[Supplied information]
........

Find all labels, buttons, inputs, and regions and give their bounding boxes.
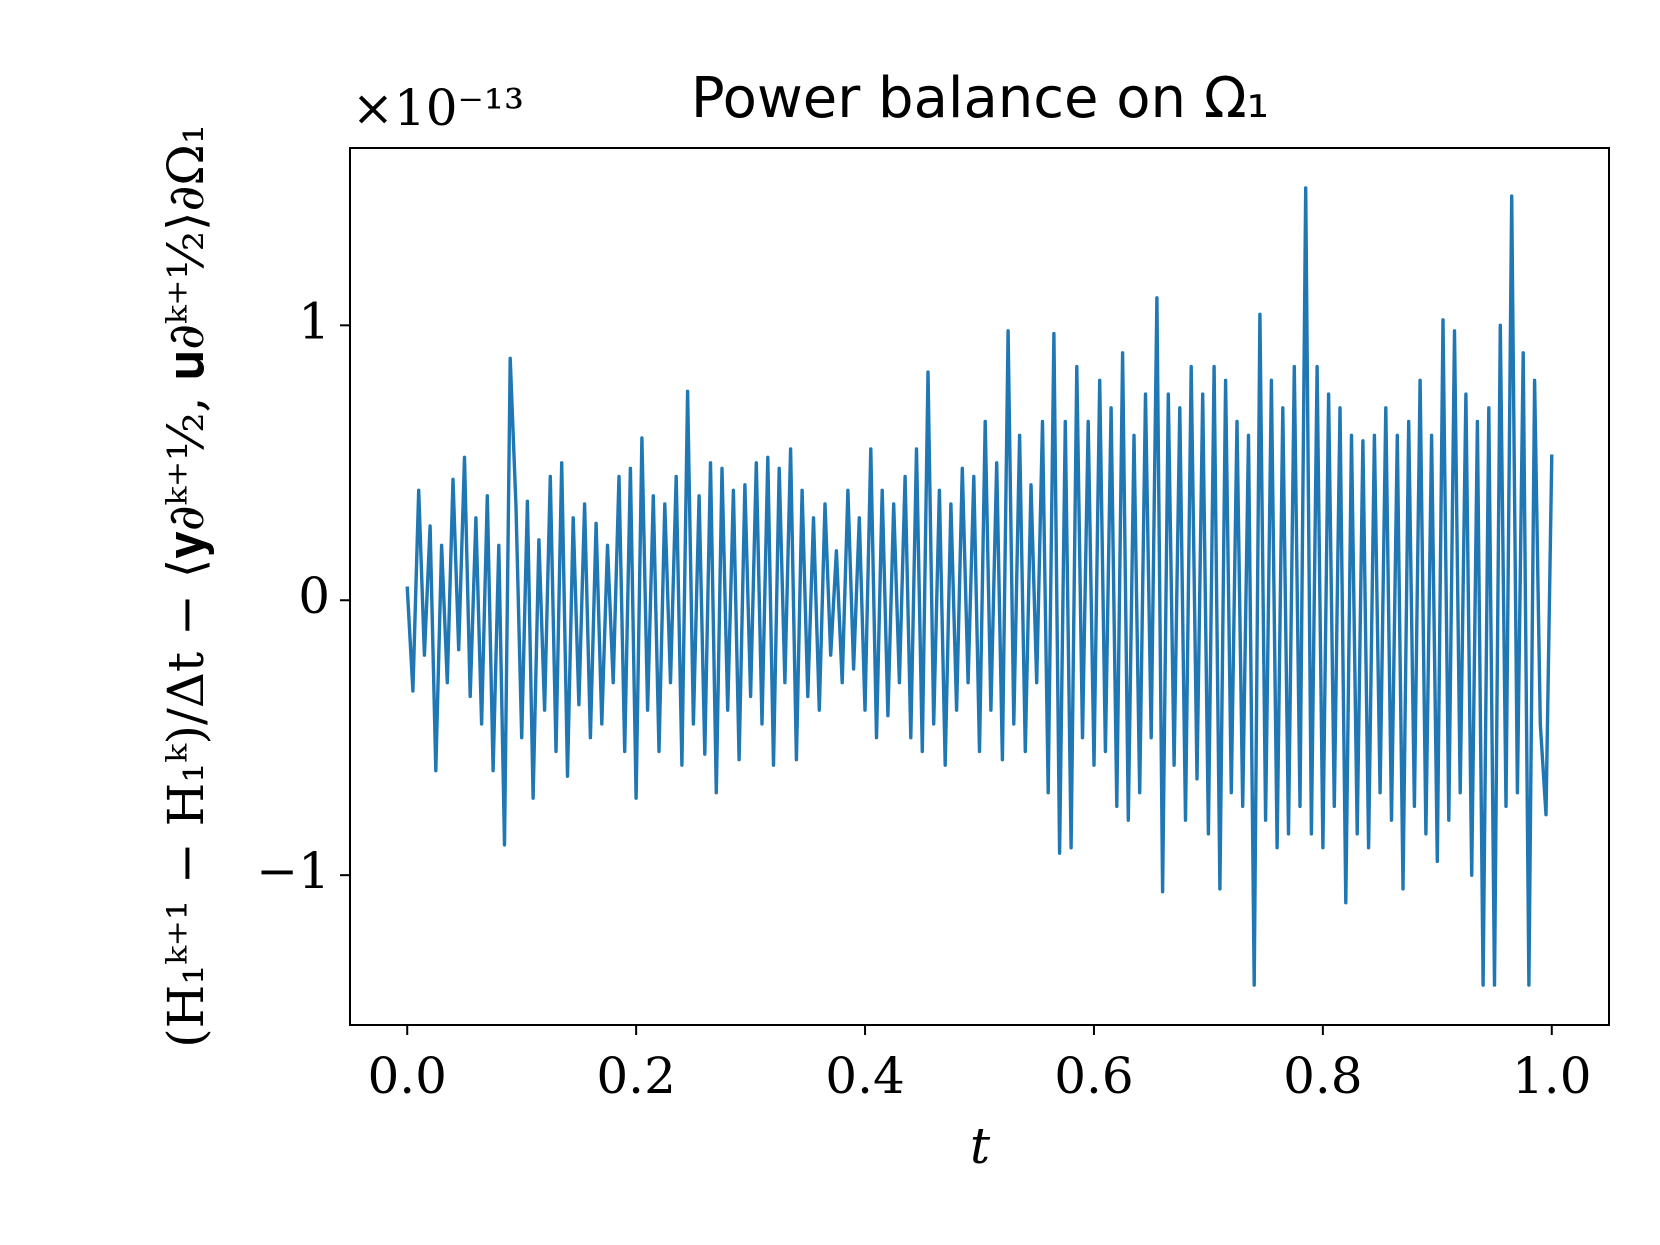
y-tick-label: 1 <box>298 292 330 350</box>
x-tick-label: 0.8 <box>1283 1047 1363 1105</box>
y-offset-label: ×10⁻¹³ <box>352 79 524 137</box>
plot-frame <box>349 147 1610 1026</box>
x-axis-label: t <box>970 1117 991 1175</box>
chart-title: Power balance on Ω₁ <box>691 66 1269 131</box>
x-tick-label: 0.2 <box>596 1047 676 1105</box>
x-tick-label: 1.0 <box>1512 1047 1592 1105</box>
data-line <box>405 186 1554 987</box>
x-tick-label: 0.0 <box>367 1047 447 1105</box>
y-tick-label: 0 <box>298 567 330 625</box>
y-tick-label: −1 <box>256 842 330 900</box>
y-axis-label: (H₁ᵏ⁺¹ − H₁ᵏ)/Δt − ⟨𝐲∂ᵏ⁺½, 𝐮∂ᵏ⁺½⟩∂Ω₁ <box>157 124 215 1048</box>
x-tick-label: 0.6 <box>1054 1047 1134 1105</box>
x-tick-label: 0.4 <box>825 1047 905 1105</box>
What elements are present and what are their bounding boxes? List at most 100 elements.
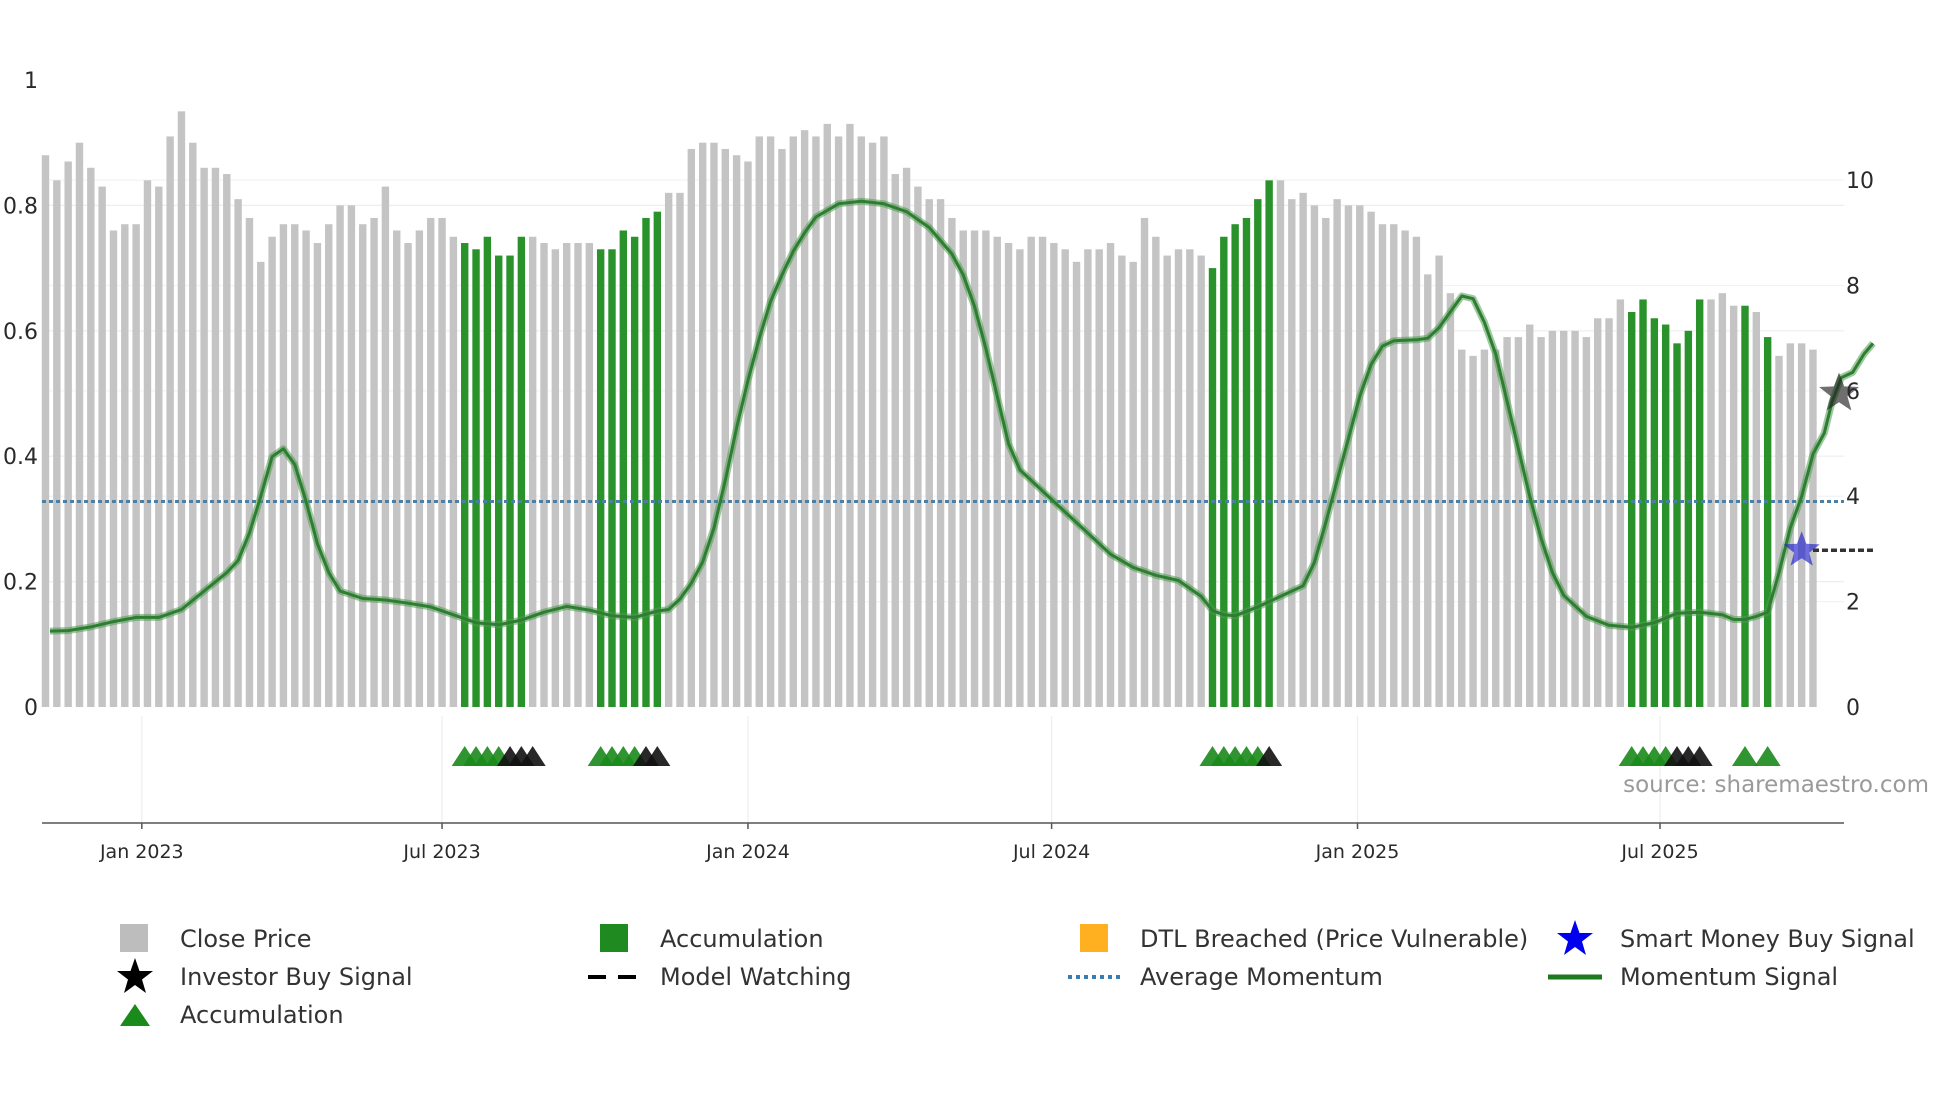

........

[Objective]
Turn the data above into a numbered list, one line per item and no blank lines. Omit the pictures.

[Completed exercise]
1. Find all labels, buttons, inputs, and regions and give their bounding boxes.
2. y-tick-label: 1 <box>298 292 330 350</box>
3. x-tick-label: 0.8 <box>1283 1047 1363 1105</box>
4. y-offset-label: ×10⁻¹³ <box>352 79 524 137</box>
5. plot-frame <box>349 147 1610 1026</box>
6. x-axis-label: t <box>970 1117 991 1175</box>
7. chart-title: Power balance on Ω₁ <box>691 66 1269 131</box>
8. x-tick-label: 0.2 <box>596 1047 676 1105</box>
9. x-tick-label: 1.0 <box>1512 1047 1592 1105</box>
10. data-line <box>405 186 1554 987</box>
11. x-tick-label: 0.0 <box>367 1047 447 1105</box>
12. y-tick-label: 0 <box>298 567 330 625</box>
13. y-tick-label: −1 <box>256 842 330 900</box>
14. y-axis-label: (H₁ᵏ⁺¹ − H₁ᵏ)/Δt − ⟨𝐲∂ᵏ⁺½, 𝐮∂ᵏ⁺½⟩∂Ω₁ <box>157 124 215 1048</box>
15. x-tick-label: 0.6 <box>1054 1047 1134 1105</box>
16. x-tick-label: 0.4 <box>825 1047 905 1105</box>
17. What elements are present and what are their bounding boxes? List at most 100 elements.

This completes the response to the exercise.